● **Written problem**
Pictures in the data below are not part of the copy; transcribe everything else exactly.

● **Exercise data**

* start *

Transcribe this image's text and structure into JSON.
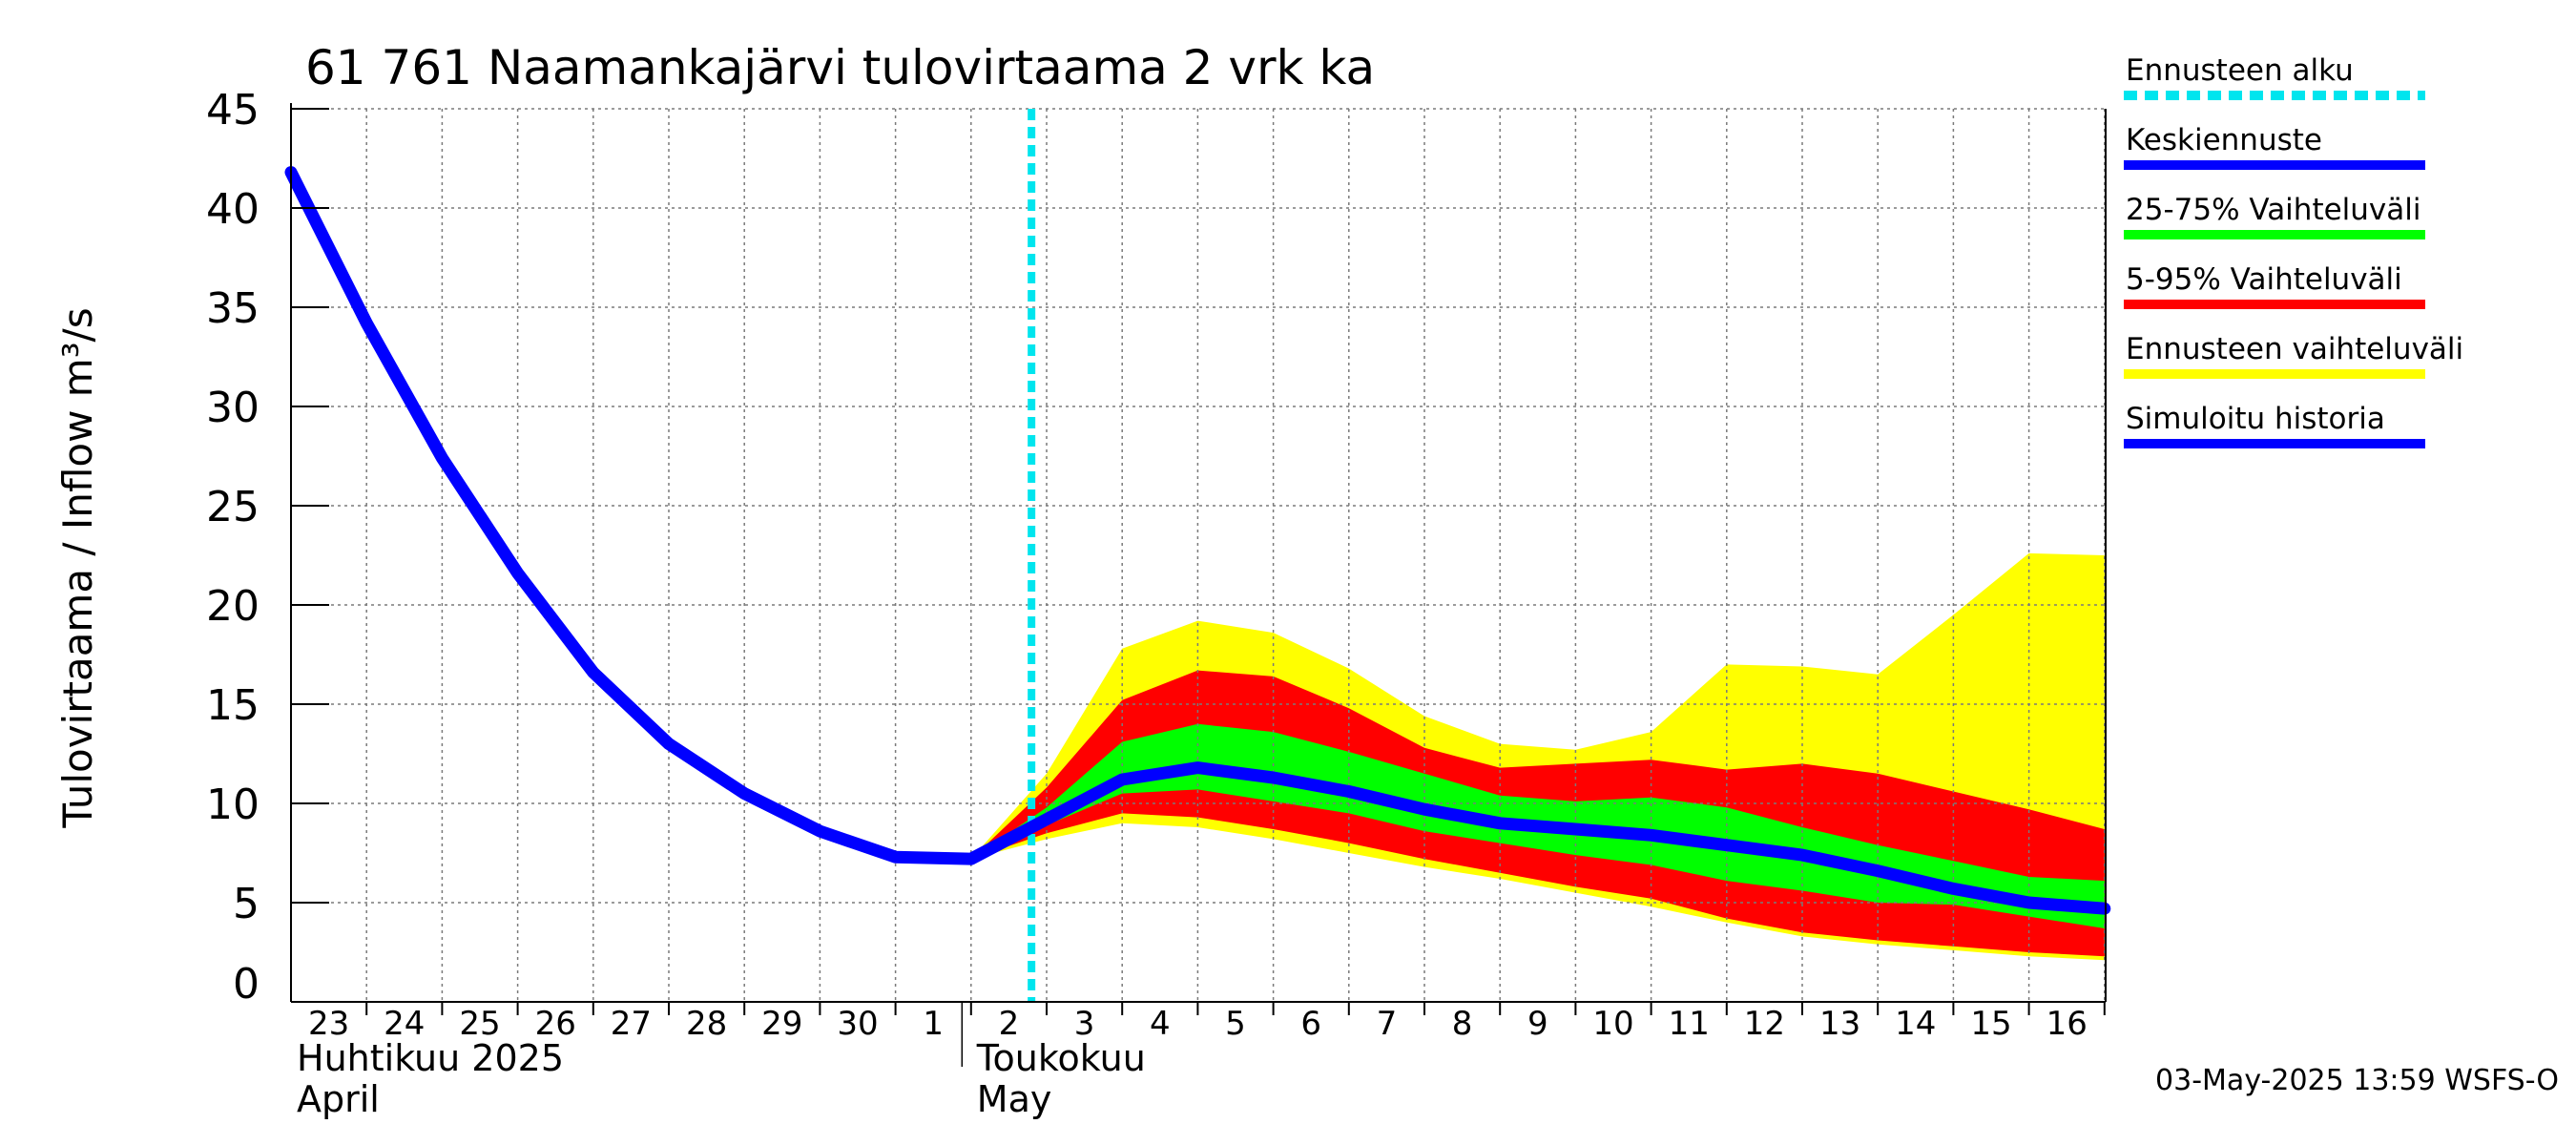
{
  "chart_data": {
    "type": "area",
    "title": "61 761 Naamankajärvi tulovirtaama 2 vrk ka",
    "ylabel": "Tulovirtaama / Inflow    m³/s",
    "ylim": [
      0,
      45
    ],
    "yticks": [
      0,
      5,
      10,
      15,
      20,
      25,
      30,
      35,
      40,
      45
    ],
    "x_day_labels": [
      "23",
      "24",
      "25",
      "26",
      "27",
      "28",
      "29",
      "30",
      "1",
      "2",
      "3",
      "4",
      "5",
      "6",
      "7",
      "8",
      "9",
      "10",
      "11",
      "12",
      "13",
      "14",
      "15",
      "16"
    ],
    "x_month_labels": [
      {
        "fi": "Huhtikuu  2025",
        "en": "April",
        "at_day": 0
      },
      {
        "fi": "Toukokuu",
        "en": "May",
        "at_day": 9
      }
    ],
    "forecast_start_day": 9.8,
    "days_after_first": [
      0,
      1,
      2,
      3,
      4,
      5,
      6,
      7,
      8,
      9,
      10,
      11,
      12,
      13,
      14,
      15,
      16,
      17,
      18,
      19,
      20,
      21,
      22,
      23,
      24
    ],
    "series": [
      {
        "name": "Simuloitu historia",
        "color": "#0000ff",
        "values": [
          41.8,
          34.2,
          27.4,
          21.6,
          16.6,
          13.0,
          10.5,
          8.6,
          7.3,
          7.2,
          9.2,
          11.2,
          11.8,
          11.3,
          10.6,
          9.7,
          9.0,
          8.7,
          8.4,
          7.9,
          7.4,
          6.6,
          5.7,
          5.0,
          4.7
        ]
      },
      {
        "name": "Ennusteen vaihteluväli",
        "color": "#ffff00",
        "upper": [
          null,
          null,
          null,
          null,
          null,
          null,
          null,
          null,
          null,
          7.2,
          11.5,
          17.8,
          19.2,
          18.6,
          16.8,
          14.4,
          13.0,
          12.7,
          13.6,
          17.0,
          16.9,
          16.5,
          19.5,
          22.6,
          22.5
        ],
        "lower": [
          null,
          null,
          null,
          null,
          null,
          null,
          null,
          null,
          null,
          7.2,
          8.2,
          9.0,
          8.8,
          8.2,
          7.5,
          6.8,
          6.2,
          5.5,
          4.8,
          4.0,
          3.3,
          2.9,
          2.6,
          2.3,
          2.1
        ]
      },
      {
        "name": "5-95% Vaihteluväli",
        "color": "#ff0000",
        "upper": [
          null,
          null,
          null,
          null,
          null,
          null,
          null,
          null,
          null,
          7.2,
          10.8,
          15.2,
          16.7,
          16.4,
          14.8,
          12.8,
          11.8,
          12.0,
          12.2,
          11.7,
          12.0,
          11.5,
          10.6,
          9.7,
          8.7
        ],
        "lower": [
          null,
          null,
          null,
          null,
          null,
          null,
          null,
          null,
          null,
          7.2,
          8.5,
          9.5,
          9.3,
          8.7,
          8.0,
          7.2,
          6.5,
          5.8,
          5.2,
          4.2,
          3.5,
          3.1,
          2.8,
          2.5,
          2.3
        ]
      },
      {
        "name": "25-75% Vaihteluväli",
        "color": "#00ff00",
        "upper": [
          null,
          null,
          null,
          null,
          null,
          null,
          null,
          null,
          null,
          7.2,
          9.8,
          13.1,
          14.0,
          13.6,
          12.6,
          11.5,
          10.4,
          10.1,
          10.3,
          9.8,
          8.8,
          7.9,
          7.1,
          6.3,
          6.1
        ],
        "lower": [
          null,
          null,
          null,
          null,
          null,
          null,
          null,
          null,
          null,
          7.2,
          8.9,
          10.5,
          10.7,
          10.1,
          9.5,
          8.6,
          8.0,
          7.4,
          6.9,
          6.1,
          5.6,
          5.0,
          4.9,
          4.3,
          3.7
        ]
      },
      {
        "name": "Keskiennuste",
        "color": "#0000ff"
      }
    ]
  },
  "legend": {
    "items": [
      {
        "label": "Ennusteen alku",
        "color": "#00e5ee",
        "style": "dotted"
      },
      {
        "label": "Keskiennuste",
        "color": "#0000ff",
        "style": "solid"
      },
      {
        "label": "25-75% Vaihteluväli",
        "color": "#00ff00",
        "style": "solid"
      },
      {
        "label": "5-95% Vaihteluväli",
        "color": "#ff0000",
        "style": "solid"
      },
      {
        "label": "Ennusteen vaihteluväli",
        "color": "#ffff00",
        "style": "solid"
      },
      {
        "label": "Simuloitu historia",
        "color": "#0000ff",
        "style": "solid"
      }
    ]
  },
  "footer": "03-May-2025 13:59 WSFS-O"
}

* end *

● **Finished answer**
Transcribe this image's text and structure into JSON.
{
  "chart_data": {
    "type": "area",
    "title": "61 761 Naamankajärvi tulovirtaama 2 vrk ka",
    "ylabel": "Tulovirtaama / Inflow    m³/s",
    "ylim": [
      0,
      45
    ],
    "yticks": [
      0,
      5,
      10,
      15,
      20,
      25,
      30,
      35,
      40,
      45
    ],
    "x_day_labels": [
      "23",
      "24",
      "25",
      "26",
      "27",
      "28",
      "29",
      "30",
      "1",
      "2",
      "3",
      "4",
      "5",
      "6",
      "7",
      "8",
      "9",
      "10",
      "11",
      "12",
      "13",
      "14",
      "15",
      "16"
    ],
    "x_month_labels": [
      {
        "fi": "Huhtikuu  2025",
        "en": "April",
        "at_day": 0
      },
      {
        "fi": "Toukokuu",
        "en": "May",
        "at_day": 9
      }
    ],
    "forecast_start_day": 9.8,
    "days_after_first": [
      0,
      1,
      2,
      3,
      4,
      5,
      6,
      7,
      8,
      9,
      10,
      11,
      12,
      13,
      14,
      15,
      16,
      17,
      18,
      19,
      20,
      21,
      22,
      23,
      24
    ],
    "series": [
      {
        "name": "Simuloitu historia",
        "color": "#0000ff",
        "values": [
          41.8,
          34.2,
          27.4,
          21.6,
          16.6,
          13.0,
          10.5,
          8.6,
          7.3,
          7.2,
          9.2,
          11.2,
          11.8,
          11.3,
          10.6,
          9.7,
          9.0,
          8.7,
          8.4,
          7.9,
          7.4,
          6.6,
          5.7,
          5.0,
          4.7
        ]
      },
      {
        "name": "Ennusteen vaihteluväli",
        "color": "#ffff00",
        "upper": [
          null,
          null,
          null,
          null,
          null,
          null,
          null,
          null,
          null,
          7.2,
          11.5,
          17.8,
          19.2,
          18.6,
          16.8,
          14.4,
          13.0,
          12.7,
          13.6,
          17.0,
          16.9,
          16.5,
          19.5,
          22.6,
          22.5
        ],
        "lower": [
          null,
          null,
          null,
          null,
          null,
          null,
          null,
          null,
          null,
          7.2,
          8.2,
          9.0,
          8.8,
          8.2,
          7.5,
          6.8,
          6.2,
          5.5,
          4.8,
          4.0,
          3.3,
          2.9,
          2.6,
          2.3,
          2.1
        ]
      },
      {
        "name": "5-95% Vaihteluväli",
        "color": "#ff0000",
        "upper": [
          null,
          null,
          null,
          null,
          null,
          null,
          null,
          null,
          null,
          7.2,
          10.8,
          15.2,
          16.7,
          16.4,
          14.8,
          12.8,
          11.8,
          12.0,
          12.2,
          11.7,
          12.0,
          11.5,
          10.6,
          9.7,
          8.7
        ],
        "lower": [
          null,
          null,
          null,
          null,
          null,
          null,
          null,
          null,
          null,
          7.2,
          8.5,
          9.5,
          9.3,
          8.7,
          8.0,
          7.2,
          6.5,
          5.8,
          5.2,
          4.2,
          3.5,
          3.1,
          2.8,
          2.5,
          2.3
        ]
      },
      {
        "name": "25-75% Vaihteluväli",
        "color": "#00ff00",
        "upper": [
          null,
          null,
          null,
          null,
          null,
          null,
          null,
          null,
          null,
          7.2,
          9.8,
          13.1,
          14.0,
          13.6,
          12.6,
          11.5,
          10.4,
          10.1,
          10.3,
          9.8,
          8.8,
          7.9,
          7.1,
          6.3,
          6.1
        ],
        "lower": [
          null,
          null,
          null,
          null,
          null,
          null,
          null,
          null,
          null,
          7.2,
          8.9,
          10.5,
          10.7,
          10.1,
          9.5,
          8.6,
          8.0,
          7.4,
          6.9,
          6.1,
          5.6,
          5.0,
          4.9,
          4.3,
          3.7
        ]
      },
      {
        "name": "Keskiennuste",
        "color": "#0000ff"
      }
    ]
  },
  "legend": {
    "items": [
      {
        "label": "Ennusteen alku",
        "color": "#00e5ee",
        "style": "dotted"
      },
      {
        "label": "Keskiennuste",
        "color": "#0000ff",
        "style": "solid"
      },
      {
        "label": "25-75% Vaihteluväli",
        "color": "#00ff00",
        "style": "solid"
      },
      {
        "label": "5-95% Vaihteluväli",
        "color": "#ff0000",
        "style": "solid"
      },
      {
        "label": "Ennusteen vaihteluväli",
        "color": "#ffff00",
        "style": "solid"
      },
      {
        "label": "Simuloitu historia",
        "color": "#0000ff",
        "style": "solid"
      }
    ]
  },
  "footer": "03-May-2025 13:59 WSFS-O"
}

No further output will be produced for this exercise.